## Trabajo a realizar
a - Según el fragmento sobre las estancias comuneras, ¿en qué año le compró el capitán Andrés Gallardo la estancia a doña Feliciana de Chavez?
b - Reproduce el fragmento sobre las estancias comuneras a partir de las palabras que contienen "Ya en el siglo" y detente después de "de sus mayores.".

## Fragmento fuente

■ ■ ■ ■ ■ ■ ■

Aunque la sentencia judicial fue favorable a Maguna –a quien se le habilitó el uso de pastos y montes en Los Quirogas– la cuestión de los derechos de propiedad no pudo dirimirse definitivamente. Otros documentos, que por falta de espacio no podemos analizar aquí, nos permiten imaginar a los condueños de Los Quirogas divididos en irreconciliables bandos que disputaban mucho más que tierras y montes: el control del ganado y de la gente quizás fueran más importantes, así como las conexiones con los poderes locales22. De todos modos, es seguro que hasta 1842, Los Quirogas siguió manteniéndose como campo comunero, aunque no todos los condueños residieran establemente allí. En efecto, un testamento perteneciente a un tal Bernabé Ríos nos proporciona información adicional que ilumina el mecanismo de transferencia de derechos en campos comunes que, como el de Los Quirogas, involucraban a una numerosa –y quizás cada vez menos nítida– membresía23. Aunque Bernabé Ríos y su difunta esposa no habían tenido hijos, habían criado a dos jóvenes: Desiderio y Baldomero. Sólo el primero fue instituido como heredero universal de los bienes, quizás por descender “de padres nobles y pobres”. El legado de Desiderio incluía la mejor parte de un terreno llamado El Rodeo (quedaban para él los pozos de balde, el rancho, el potrero y la represa), una casa urbana y “un derecho en la estancia denominada Isla de Urquizos o Quirogas (…) la misma que siendo indivisible debe omitirse su tasación”24.
La estancia de Los Gallardos, situada en el actual departamento Banda, se originó en la compra que el capitán Andrés Gallardo le hiciera en 1691 a doña Feliciana de Chavez. La primera tarea que le cupo al flamante propietario fue la de lanzar “a las personas de Juan de Chavez, su mujer i hijos y Miguel de Rojas con toda su familia”, probables parientes o agregados de la vendedora25.Documentos posteriores nos informan que la estancia tenía una legua y media por 6.000 varas de frente y tres leguas de fondo, como era costumbre en los terrenos que daban al río26. Sin embargo, tan vasta extensión no hacía de su titular un hacendado. Por el contrario, don Andrés murió en 1692 dejando ocho hijos “pobres y sin otro medio ninguno”.
Ya en el siglo XVIII, el apellido paradigmático de Los Gallardos sería Alderete. El matrimonio entre Paula Gallardo y el tucumano Jacinto Alderete tuvo que ver en ello y quizás no fuera el único. Jacinto dejó en 1755 un escueto testamento en el que legaba a sus seis herederos unos pocos animales y algunas acreencias. Nada decía, en cambio, sobre las tierras de Los Gallardos donde seguramente vivía con otros parientes de su mujer27. No obstante, allí seguía en 1770 su hijo Agustín Alderte, iniciador de las diligencias de mensura del terreno familiar donde, probablemente, residiera ya un conjunto numeroso de condueños y agregados. Quizás entre estos últimos se hallaran los testigos movilizados por Agustín para esclarecer los linderos de la propiedad de sus mayores.

■ ■ ■ ■ ■ ■ ■

## Extractos de entradas
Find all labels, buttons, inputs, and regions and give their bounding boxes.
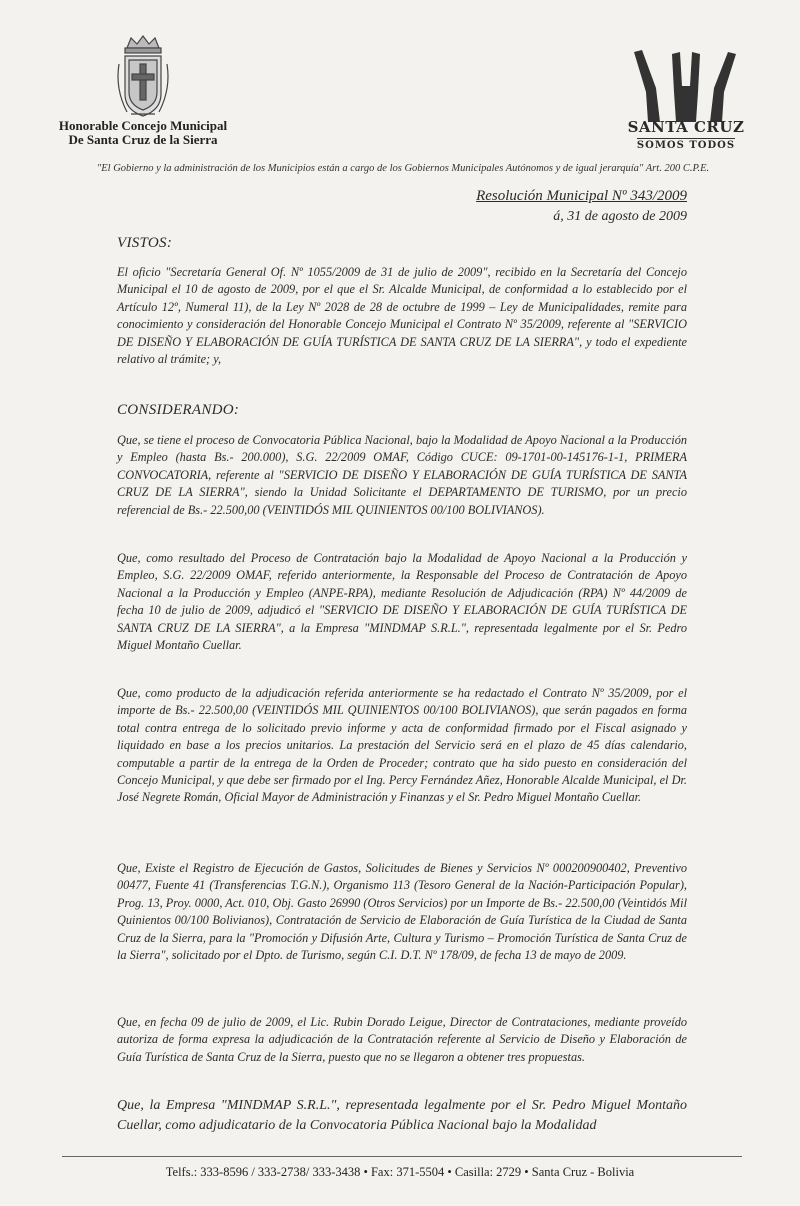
paragraph-considerando-2: Que, como resultado del Proceso de Contratación bajo la Modalidad de Apoyo Nacional a la Producción y Empleo, S.G. 22/2009 OMAF, referido anteriormente, la Responsable del Proceso de Contratación de Apoyo Nacional a la Producción y Empleo (ANPE-RPA), mediante Resolución de Adjudicación (RPA) Nº 44/2009 de fecha 10 de julio de 2009, adjudicó el "SERVICIO DE DISEÑO Y ELABORACIÓN DE GUÍA TURÍSTICA DE SANTA CRUZ DE LA SIERRA", a la Empresa "MINDMAP S.R.L.", representada legalmente por el Sr. Pedro Miguel Montaño Cuellar. [117,551,687,653]
paragraph-considerando-3: Que, como producto de la adjudicación referida anteriormente se ha redactado el Contrato Nº 35/2009, por el importe de Bs.- 22.500,00 (VEINTIDÓS MIL QUINIENTOS 00/100 BOLIVIANOS), que serán pagados en forma total contra entrega de lo solicitado previo informe y acta de conformidad firmado por el Fiscal asignado y liquidado en base a los precios unitarios. La prestación del Servicio será en el plazo de 45 días calendario, computable a partir de la entrega de la Orden de Proceder; contrato que ha sido puesto en consideración del Concejo Municipal, y que debe ser firmado por el Ing. Percy Fernández Añez, Honorable Alcalde Municipal, el Dr. José Negrete Román, Oficial Mayor de Administración y Finanzas y el Sr. Pedro Miguel Montaño Cuellar. [117,686,687,805]
constitution-quote: "El Gobierno y la administración de los Municipios están a cargo de los Gobiernos Municipales Autónomos y de igual jerarquía" Art. 200 C.P.E. [96,163,710,174]
resolution-date: á, 31 de agosto de 2009 [553,209,687,224]
coat-of-arms-icon [113,34,173,124]
paragraph-vistos: El oficio "Secretaría General Of. Nº 1055/2009 de 31 de julio de 2009", recibido en la Secretaría del Concejo Municipal el 10 de agosto de 2009, por el que el Sr. Alcalde Municipal, de conformidad a lo establecido por el Artículo 12º, Numeral 11), de la Ley Nº 2028 de 28 de octubre de 1999 – Ley de Municipalidades, remite para conocimiento y consideración del Honorable Concejo Municipal el Contrato Nº 35/2009, referente al "SERVICIO DE DISEÑO Y ELABORACIÓN DE GUÍA TURÍSTICA DE SANTA CRUZ DE LA SIERRA", y todo el expediente relativo al trámite; y, [117,265,687,367]
council-line-1: Honorable Concejo Municipal [58,118,228,133]
council-line-2: De Santa Cruz de la Sierra [68,132,218,147]
council-name [48,119,238,147]
footer-divider [62,1156,742,1157]
paragraph-considerando-5: Que, en fecha 09 de julio de 2009, el Lic. Rubin Dorado Leigue, Director de Contrataciones, mediante proveído autoriza de forma expresa la adjudicación de la Contratación referente al Servicio de Diseño y Elaboración de Guía Turística de Santa Cruz de la Sierra, puesto que no se llegaron a obtener tres propuestas. [117,1015,687,1064]
city-logo-text [622,119,750,153]
resolution-title: Resolución Municipal Nº 343/2009 [476,188,687,204]
logo-subtitle: SOMOS TODOS [636,140,736,151]
heading-vistos: VISTOS: [117,235,173,251]
santa-cruz-figures-icon [620,48,750,128]
paragraph-considerando-4: Que, Existe el Registro de Ejecución de Gastos, Solicitudes de Bienes y Servicios Nº 000200900402, Preventivo 00477, Fuente 41 (Transferencias T.G.N.), Organismo 113 (Tesoro General de la Nación-Participación Popular), Prog. 13, Proy. 0000, Act. 010, Obj. Gasto 26990 (Otros Servicios) por un Importe de Bs.- 22.500,00 (Veintidós Mil Quinientos 00/100 Bolivianos), Contratación de Servicio de Elaboración de Guía Turística de la Ciudad de Santa Cruz de la Sierra, para la "Promoción y Difusión Arte, Cultura y Turismo – Promoción Turística de Santa Cruz de la Sierra", solicitado por el Dpto. de Turismo, según C.I. D.T. Nº 178/09, de fecha 13 de mayo de 2009. [117,861,687,963]
logo-title: SANTA CRUZ [627,118,745,136]
paragraph-considerando-6: Que, la Empresa "MINDMAP S.R.L.", representada legalmente por el Sr. Pedro Miguel Montaño Cuellar, como adjudicatario de la Convocatoria Pública Nacional bajo la Modalidad [117,1098,687,1133]
heading-considerando: CONSIDERANDO: [117,402,240,418]
footer-contact: Telfs.: 333-8596 / 333-2738/ 333-3438 • Fax: 371-5504 • Casilla: 2729 • Santa Cruz - Bolivia [165,1165,635,1179]
paragraph-considerando-1: Que, se tiene el proceso de Convocatoria Pública Nacional, bajo la Modalidad de Apoyo Nacional a la Producción y Empleo (hasta Bs.- 200.000), S.G. 22/2009 OMAF, Código CUCE: 09-1701-00-145176-1-1, PRIMERA CONVOCATORIA, referente al "SERVICIO DE DISEÑO Y ELABORACIÓN DE GUÍA TURÍSTICA DE SANTA CRUZ DE LA SIERRA", siendo la Unidad Solicitante el DEPARTAMENTO DE TURISMO, por un precio referencial de Bs.- 22.500,00 (VEINTIDÓS MIL QUINIENTOS 00/100 BOLIVIANOS). [117,433,687,517]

■ ■ ■ ■ ■ ■ ■

## Respuestas a tareas
a - En 1691.

b -
Ya en el siglo XVIII, el apellido paradigmático de Los Gallardos sería Alderete. El matrimonio entre Paula Gallardo y el tucumano Jacinto Alderete tuvo que ver en ello y quizás no fuera el único. Jacinto dejó en 1755 un escueto testamento en el que legaba a sus seis herederos unos pocos animales y algunas acreencias. Nada decía, en cambio, sobre las tierras de Los Gallardos donde seguramente vivía con otros parientes de su mujer27. No obstante, allí seguía en 1770 su hijo Agustín Alderte, iniciador de las diligencias de mensura del terreno familiar donde, probablemente, residiera ya un conjunto numeroso de condueños y agregados. Quizás entre estos últimos se hallaran los testigos movilizados por Agustín para esclarecer los linderos de la propiedad de sus mayores.